━━ EXERCISE MATERIALS
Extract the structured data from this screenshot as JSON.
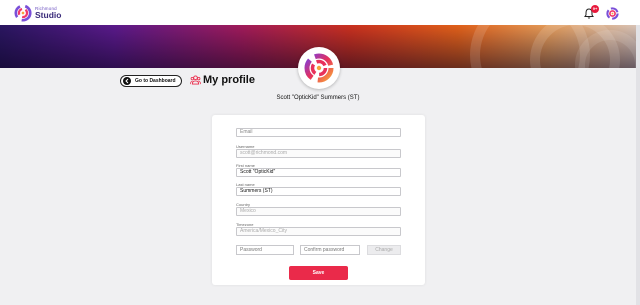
{
  "app": {
    "brand_small": "Richmond",
    "brand_big": "Studio",
    "notification_count": "9+"
  },
  "header": {
    "dashboard_button": "Go to Dashboard",
    "title": "My profile",
    "user_display_name": "Scott \"OpticKid\" Summers (ST)"
  },
  "form": {
    "email": {
      "label": "",
      "value": "",
      "placeholder": "Email"
    },
    "username": {
      "label": "Username",
      "value": "scott@richmond.com"
    },
    "first_name": {
      "label": "First name",
      "value": "Scott \"OpticKid\""
    },
    "last_name": {
      "label": "Last name",
      "value": "Summers (ST)"
    },
    "country": {
      "label": "Country",
      "value": "Mexico"
    },
    "timezone": {
      "label": "Timezone",
      "value": "America/Mexico_City"
    },
    "password": {
      "placeholder": "Password"
    },
    "confirm_password": {
      "placeholder": "Confirm password"
    },
    "change_button": "Change",
    "save_button": "Save"
  },
  "colors": {
    "accent": "#ea2a4a",
    "brand_purple": "#6a4fc0",
    "banner_start": "#2a1660",
    "banner_mid": "#c9301f",
    "banner_end": "#e39a58"
  },
  "icons": {
    "brand": "richmond-swirl-logo-icon",
    "notifications": "bell-icon",
    "user": "user-avatar-icon",
    "dashboard": "arrow-left-icon",
    "profile_title": "profile-group-icon"
  }
}
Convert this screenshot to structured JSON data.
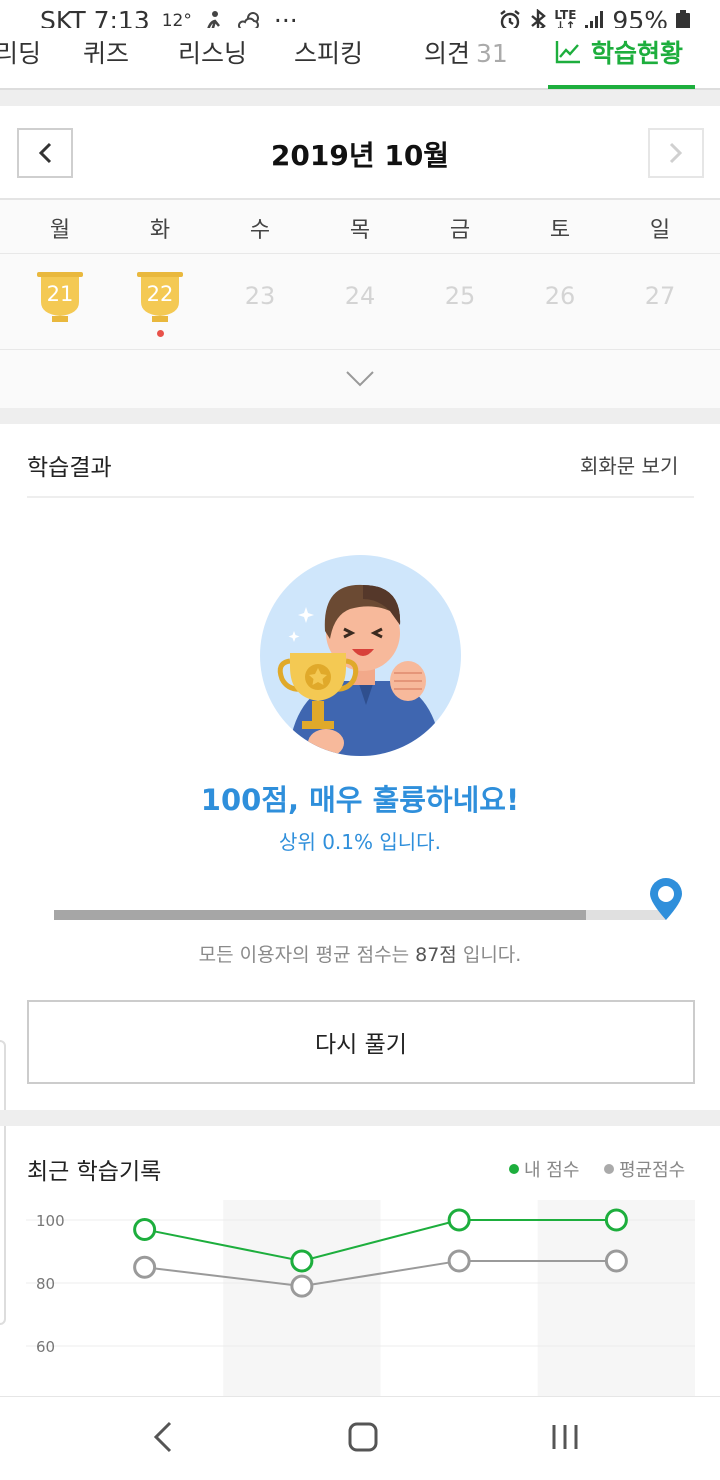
{
  "status_bar": {
    "carrier": "SKT",
    "time": "7:13",
    "temperature": "12°",
    "more": "···",
    "network": "LTE",
    "battery": "95%"
  },
  "tabs": [
    {
      "label": "리딩"
    },
    {
      "label": "퀴즈"
    },
    {
      "label": "리스닝"
    },
    {
      "label": "스피킹"
    },
    {
      "label": "의견",
      "count": "31"
    },
    {
      "label": "학습현황",
      "icon": "trend-chart-icon",
      "active": true
    }
  ],
  "calendar": {
    "month_title": "2019년 10월",
    "weekdays": [
      "월",
      "화",
      "수",
      "목",
      "금",
      "토",
      "일"
    ],
    "days": [
      {
        "day": "21",
        "completed": true,
        "marked": false
      },
      {
        "day": "22",
        "completed": true,
        "marked": true
      },
      {
        "day": "23",
        "completed": false,
        "marked": false
      },
      {
        "day": "24",
        "completed": false,
        "marked": false
      },
      {
        "day": "25",
        "completed": false,
        "marked": false
      },
      {
        "day": "26",
        "completed": false,
        "marked": false
      },
      {
        "day": "27",
        "completed": false,
        "marked": false
      }
    ]
  },
  "result": {
    "title": "학습결과",
    "dialogue_link": "회화문 보기",
    "score_message": "100점, 매우 훌륭하네요!",
    "rank_message": "상위 0.1% 입니다.",
    "my_score": 100,
    "average_score": 87,
    "avg_prefix": "모든 이용자의 평균 점수는 ",
    "avg_value": "87점",
    "avg_suffix": " 입니다.",
    "retry_label": "다시 풀기"
  },
  "history": {
    "title": "최근 학습기록",
    "legend_mine": "내 점수",
    "legend_avg": "평균점수"
  },
  "colors": {
    "accent": "#1dae3d",
    "score_blue": "#2f8fdb",
    "trophy_gold": "#f4c953",
    "avg_gray": "#9a9a9a"
  },
  "chart_data": {
    "type": "line",
    "yticks": [
      "100",
      "80",
      "60"
    ],
    "ylim": [
      55,
      100
    ],
    "grid": true,
    "x": [
      1,
      2,
      3,
      4
    ],
    "series": [
      {
        "name": "내 점수",
        "color": "#1dae3d",
        "values": [
          97,
          87,
          100,
          100
        ]
      },
      {
        "name": "평균점수",
        "color": "#9a9a9a",
        "values": [
          85,
          79,
          87,
          87
        ]
      }
    ]
  }
}
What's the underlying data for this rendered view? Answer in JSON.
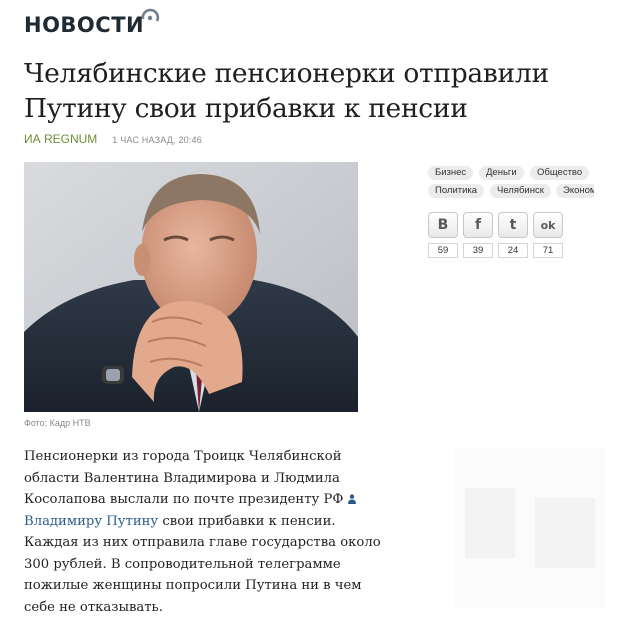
{
  "site": {
    "logo_text": "НОВОСТИ"
  },
  "article": {
    "title": "Челябинские пенсионерки отправили Путину свои прибавки к пенсии",
    "source": "ИА REGNUM",
    "published": "1 ЧАС НАЗАД, 20:46",
    "photo_caption": "Фото: Кадр НТВ",
    "body_before_link": "Пенсионерки из города Троицк Челябинской области Валентина Владимирова и Людмила Косолапова выслали по почте президенту РФ",
    "link_person": "Владимиру Путину",
    "body_after_link": "свои прибавки к пенсии. Каждая из них отправила главе государства около 300 рублей. В сопроводительной телеграмме пожилые женщины попросили Путина ни в чем себе не отказывать."
  },
  "tags": [
    "Бизнес",
    "Деньги",
    "Общество",
    "Политика",
    "Челябинск",
    "Эконом"
  ],
  "share": [
    {
      "network": "vk",
      "glyph": "B",
      "icon": "vk-icon",
      "count": "59"
    },
    {
      "network": "facebook",
      "glyph": "f",
      "icon": "facebook-icon",
      "count": "39"
    },
    {
      "network": "twitter",
      "glyph": "t",
      "icon": "twitter-icon",
      "count": "24"
    },
    {
      "network": "odnoklassniki",
      "glyph": "ok",
      "icon": "odnoklassniki-icon",
      "count": "71"
    }
  ],
  "colors": {
    "source_link": "#6b8f3a",
    "body_link": "#2a5b8a",
    "logo_accent": "#7a8a9a"
  }
}
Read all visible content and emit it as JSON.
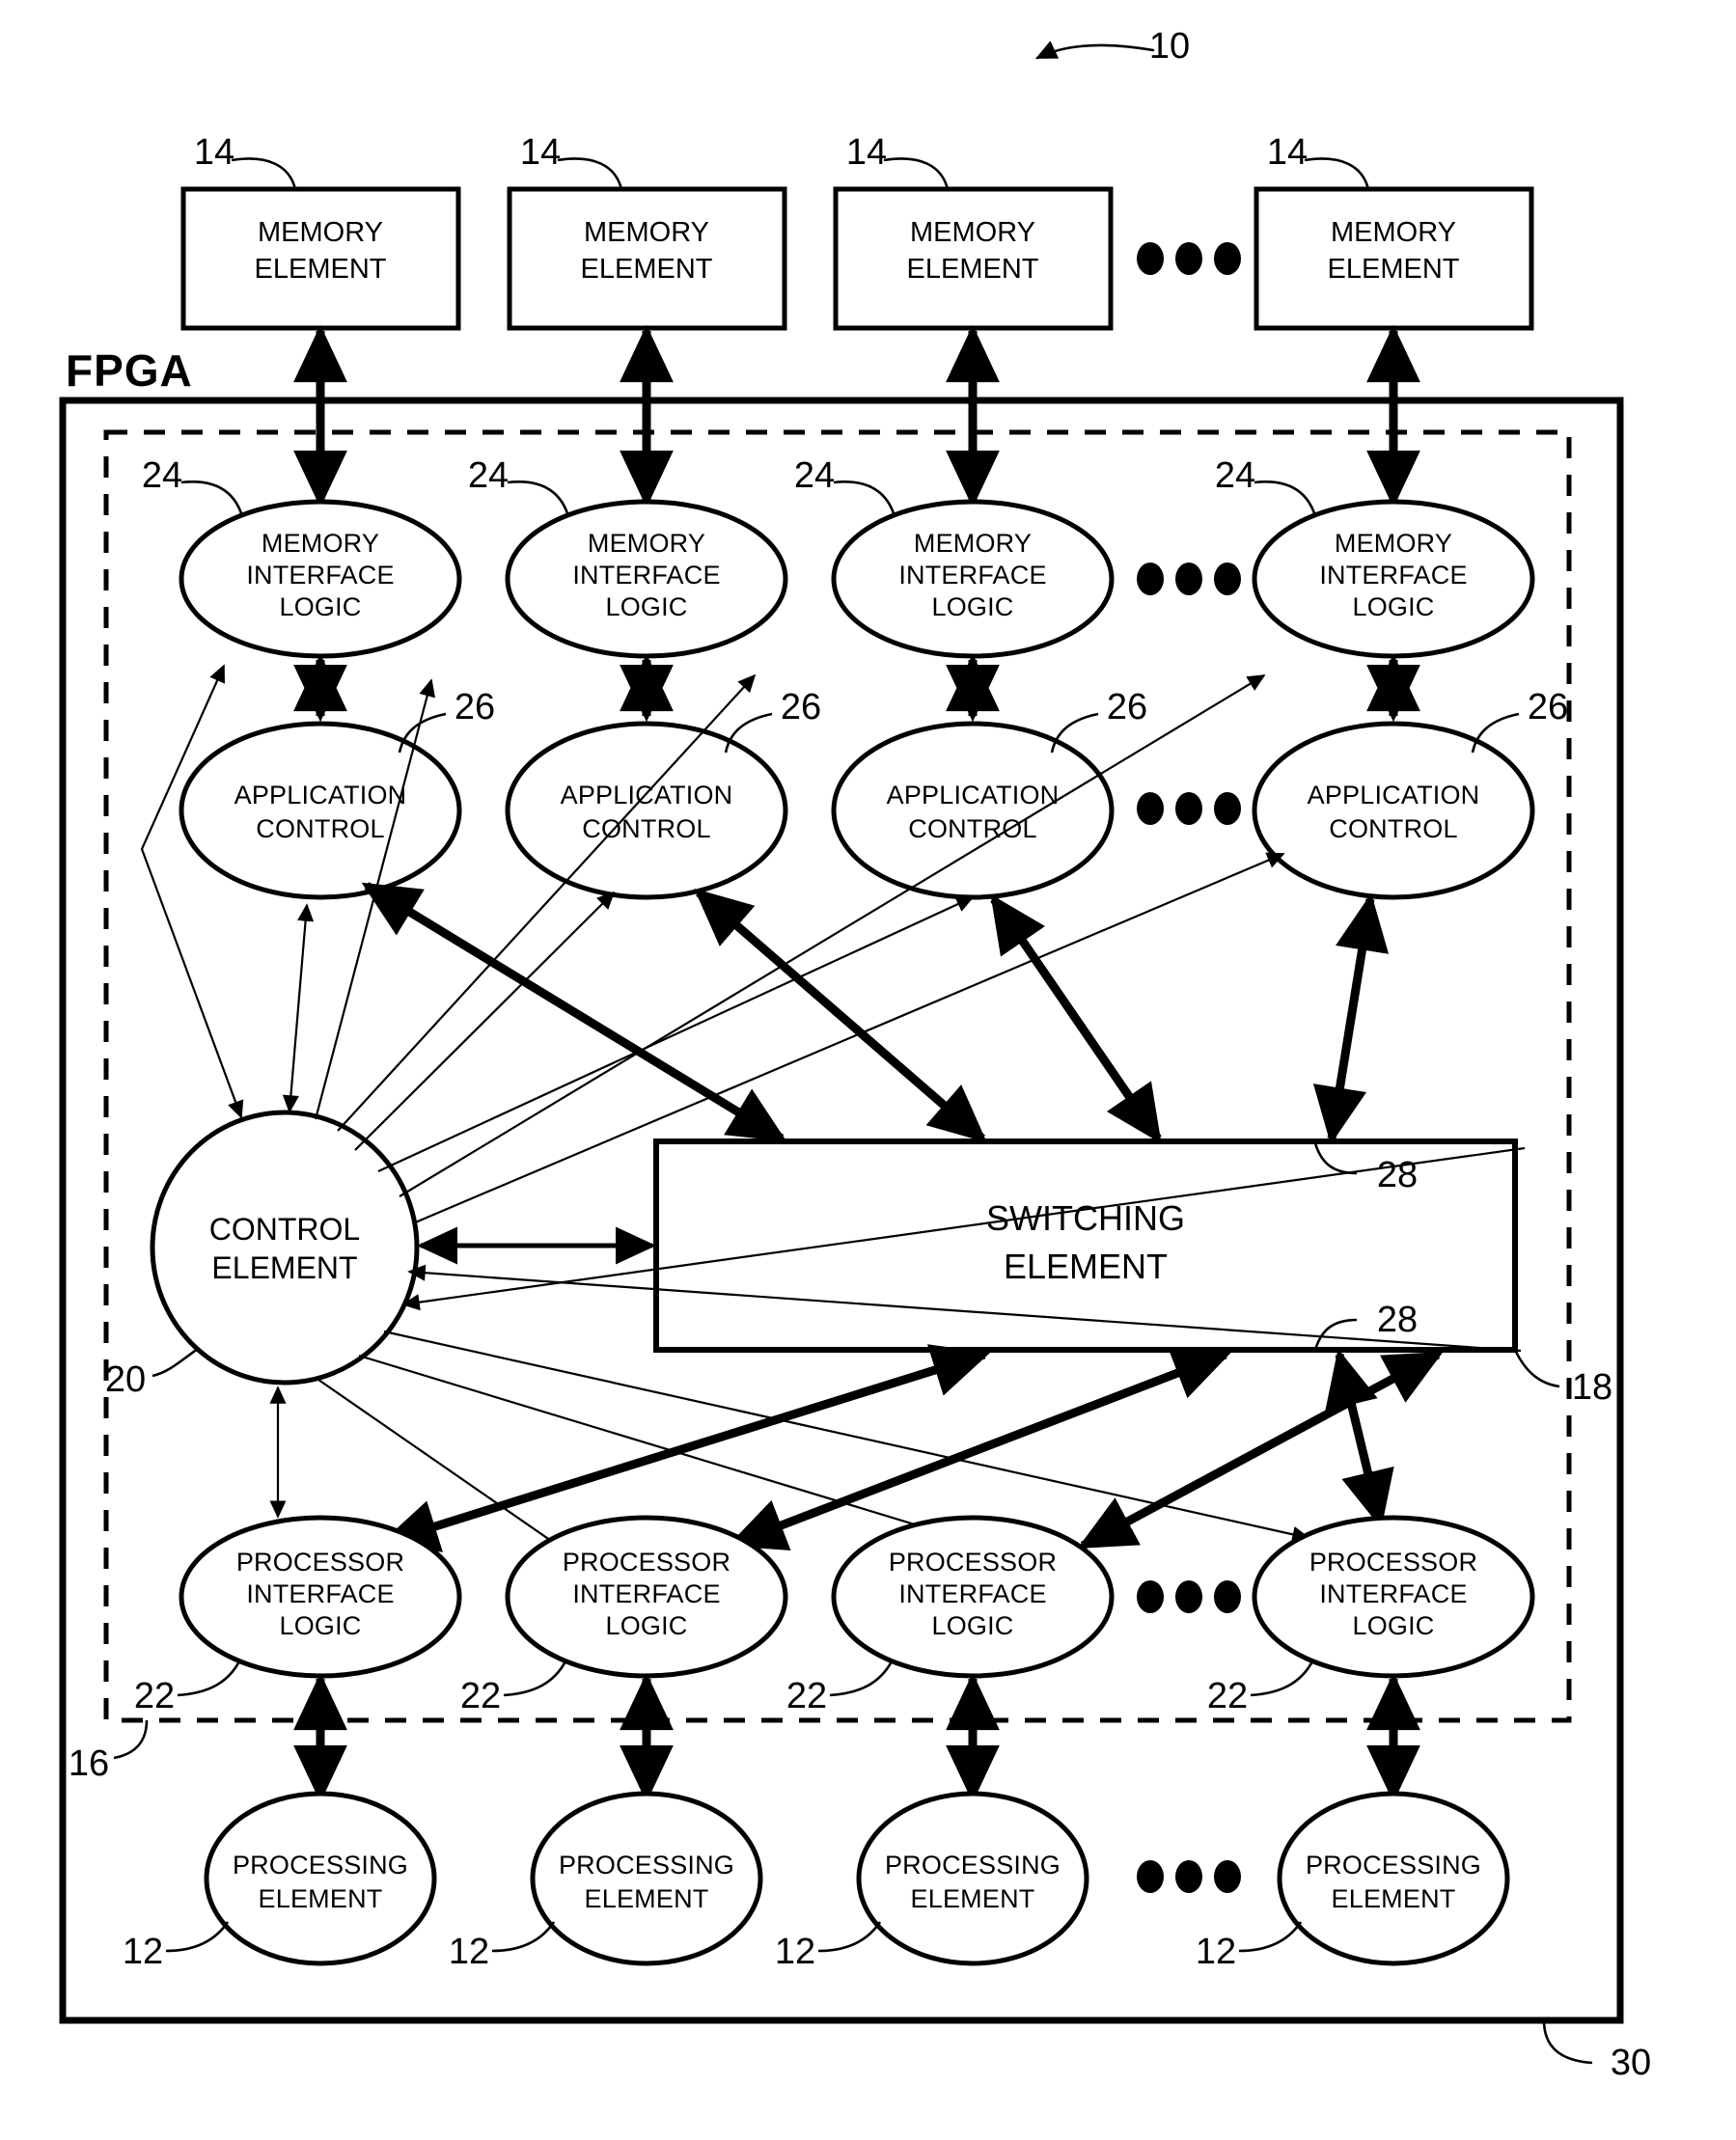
{
  "figure": {
    "figure_ref": "10",
    "fpga_label": "FPGA",
    "chip_ref": "30",
    "inner_dashed_ref": "16",
    "switching_element": {
      "line1": "SWITCHING",
      "line2": "ELEMENT",
      "ref": "18",
      "port_ref_top": "28",
      "port_ref_bottom": "28"
    },
    "control_element": {
      "line1": "CONTROL",
      "line2": "ELEMENT",
      "ref": "20"
    },
    "ellipsis": "•••",
    "rows": [
      {
        "name": "memory-elements",
        "ref": "14",
        "shape": "rect",
        "lines": [
          "MEMORY",
          "ELEMENT"
        ],
        "count": 4,
        "has_ellipsis": true
      },
      {
        "name": "memory-interface-logic",
        "ref": "24",
        "shape": "ellipse",
        "lines": [
          "MEMORY",
          "INTERFACE",
          "LOGIC"
        ],
        "count": 4,
        "has_ellipsis": true
      },
      {
        "name": "application-control",
        "ref": "26",
        "shape": "ellipse",
        "lines": [
          "APPLICATION",
          "CONTROL"
        ],
        "count": 4,
        "has_ellipsis": true
      },
      {
        "name": "processor-interface-logic",
        "ref": "22",
        "shape": "ellipse",
        "lines": [
          "PROCESSOR",
          "INTERFACE",
          "LOGIC"
        ],
        "count": 4,
        "has_ellipsis": true
      },
      {
        "name": "processing-elements",
        "ref": "12",
        "shape": "ellipse",
        "lines": [
          "PROCESSING",
          "ELEMENT"
        ],
        "count": 4,
        "has_ellipsis": true
      }
    ],
    "colors": {
      "ink": "#000000",
      "paper": "#ffffff"
    }
  }
}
━━━━
Leave out the pictures and transcribe the entries above exactly.

ANSWER TO THIS EXERCISE:
Extract the structured data from this screenshot as JSON.
{
  "app": {
    "brand_small": "Richmond",
    "brand_big": "Studio",
    "notification_count": "9+"
  },
  "header": {
    "dashboard_button": "Go to Dashboard",
    "title": "My profile",
    "user_display_name": "Scott \"OpticKid\" Summers (ST)"
  },
  "form": {
    "email": {
      "label": "",
      "value": "",
      "placeholder": "Email"
    },
    "username": {
      "label": "Username",
      "value": "scott@richmond.com"
    },
    "first_name": {
      "label": "First name",
      "value": "Scott \"OpticKid\""
    },
    "last_name": {
      "label": "Last name",
      "value": "Summers (ST)"
    },
    "country": {
      "label": "Country",
      "value": "Mexico"
    },
    "timezone": {
      "label": "Timezone",
      "value": "America/Mexico_City"
    },
    "password": {
      "placeholder": "Password"
    },
    "confirm_password": {
      "placeholder": "Confirm password"
    },
    "change_button": "Change",
    "save_button": "Save"
  },
  "colors": {
    "accent": "#ea2a4a",
    "brand_purple": "#6a4fc0",
    "banner_start": "#2a1660",
    "banner_mid": "#c9301f",
    "banner_end": "#e39a58"
  },
  "icons": {
    "brand": "richmond-swirl-logo-icon",
    "notifications": "bell-icon",
    "user": "user-avatar-icon",
    "dashboard": "arrow-left-icon",
    "profile_title": "profile-group-icon"
  }
}
Convert this screenshot to structured JSON data.
{
  "status_bar": {
    "carrier": "SKT",
    "time": "7:13",
    "temperature": "12°",
    "more": "···",
    "network": "LTE",
    "battery": "95%"
  },
  "tabs": [
    {
      "label": "리딩"
    },
    {
      "label": "퀴즈"
    },
    {
      "label": "리스닝"
    },
    {
      "label": "스피킹"
    },
    {
      "label": "의견",
      "count": "31"
    },
    {
      "label": "학습현황",
      "icon": "trend-chart-icon",
      "active": true
    }
  ],
  "calendar": {
    "month_title": "2019년 10월",
    "weekdays": [
      "월",
      "화",
      "수",
      "목",
      "금",
      "토",
      "일"
    ],
    "days": [
      {
        "day": "21",
        "completed": true,
        "marked": false
      },
      {
        "day": "22",
        "completed": true,
        "marked": true
      },
      {
        "day": "23",
        "completed": false,
        "marked": false
      },
      {
        "day": "24",
        "completed": false,
        "marked": false
      },
      {
        "day": "25",
        "completed": false,
        "marked": false
      },
      {
        "day": "26",
        "completed": false,
        "marked": false
      },
      {
        "day": "27",
        "completed": false,
        "marked": false
      }
    ]
  },
  "result": {
    "title": "학습결과",
    "dialogue_link": "회화문 보기",
    "score_message": "100점, 매우 훌륭하네요!",
    "rank_message": "상위 0.1% 입니다.",
    "my_score": 100,
    "average_score": 87,
    "avg_prefix": "모든 이용자의 평균 점수는 ",
    "avg_value": "87점",
    "avg_suffix": " 입니다.",
    "retry_label": "다시 풀기"
  },
  "history": {
    "title": "최근 학습기록",
    "legend_mine": "내 점수",
    "legend_avg": "평균점수"
  },
  "colors": {
    "accent": "#1dae3d",
    "score_blue": "#2f8fdb",
    "trophy_gold": "#f4c953",
    "avg_gray": "#9a9a9a"
  },
  "chart_data": {
    "type": "line",
    "yticks": [
      "100",
      "80",
      "60"
    ],
    "ylim": [
      55,
      100
    ],
    "grid": true,
    "x": [
      1,
      2,
      3,
      4
    ],
    "series": [
      {
        "name": "내 점수",
        "color": "#1dae3d",
        "values": [
          97,
          87,
          100,
          100
        ]
      },
      {
        "name": "평균점수",
        "color": "#9a9a9a",
        "values": [
          85,
          79,
          87,
          87
        ]
      }
    ]
  }
}
What's the underlying data for this rendered view? Answer in JSON.
{
  "site": {
    "logo_text": "НОВОСТИ"
  },
  "article": {
    "title": "Челябинские пенсионерки отправили Путину свои прибавки к пенсии",
    "source": "ИА REGNUM",
    "published": "1 ЧАС НАЗАД, 20:46",
    "photo_caption": "Фото: Кадр НТВ",
    "body_before_link": "Пенсионерки из города Троицк Челябинской области Валентина Владимирова и Людмила Косолапова выслали по почте президенту РФ",
    "link_person": "Владимиру Путину",
    "body_after_link": "свои прибавки к пенсии. Каждая из них отправила главе государства около 300 рублей. В сопроводительной телеграмме пожилые женщины попросили Путина ни в чем себе не отказывать."
  },
  "tags": [
    "Бизнес",
    "Деньги",
    "Общество",
    "Политика",
    "Челябинск",
    "Эконом"
  ],
  "share": [
    {
      "network": "vk",
      "glyph": "B",
      "icon": "vk-icon",
      "count": "59"
    },
    {
      "network": "facebook",
      "glyph": "f",
      "icon": "facebook-icon",
      "count": "39"
    },
    {
      "network": "twitter",
      "glyph": "t",
      "icon": "twitter-icon",
      "count": "24"
    },
    {
      "network": "odnoklassniki",
      "glyph": "ok",
      "icon": "odnoklassniki-icon",
      "count": "71"
    }
  ],
  "colors": {
    "source_link": "#6b8f3a",
    "body_link": "#2a5b8a",
    "logo_accent": "#7a8a9a"
  }
}
Read all visible content and emit it as JSON.
{
  "figure": {
    "figure_ref": "10",
    "fpga_label": "FPGA",
    "chip_ref": "30",
    "inner_dashed_ref": "16",
    "switching_element": {
      "line1": "SWITCHING",
      "line2": "ELEMENT",
      "ref": "18",
      "port_ref_top": "28",
      "port_ref_bottom": "28"
    },
    "control_element": {
      "line1": "CONTROL",
      "line2": "ELEMENT",
      "ref": "20"
    },
    "ellipsis": "•••",
    "rows": [
      {
        "name": "memory-elements",
        "ref": "14",
        "shape": "rect",
        "lines": [
          "MEMORY",
          "ELEMENT"
        ],
        "count": 4,
        "has_ellipsis": true
      },
      {
        "name": "memory-interface-logic",
        "ref": "24",
        "shape": "ellipse",
        "lines": [
          "MEMORY",
          "INTERFACE",
          "LOGIC"
        ],
        "count": 4,
        "has_ellipsis": true
      },
      {
        "name": "application-control",
        "ref": "26",
        "shape": "ellipse",
        "lines": [
          "APPLICATION",
          "CONTROL"
        ],
        "count": 4,
        "has_ellipsis": true
      },
      {
        "name": "processor-interface-logic",
        "ref": "22",
        "shape": "ellipse",
        "lines": [
          "PROCESSOR",
          "INTERFACE",
          "LOGIC"
        ],
        "count": 4,
        "has_ellipsis": true
      },
      {
        "name": "processing-elements",
        "ref": "12",
        "shape": "ellipse",
        "lines": [
          "PROCESSING",
          "ELEMENT"
        ],
        "count": 4,
        "has_ellipsis": true
      }
    ],
    "colors": {
      "ink": "#000000",
      "paper": "#ffffff"
    }
  }
}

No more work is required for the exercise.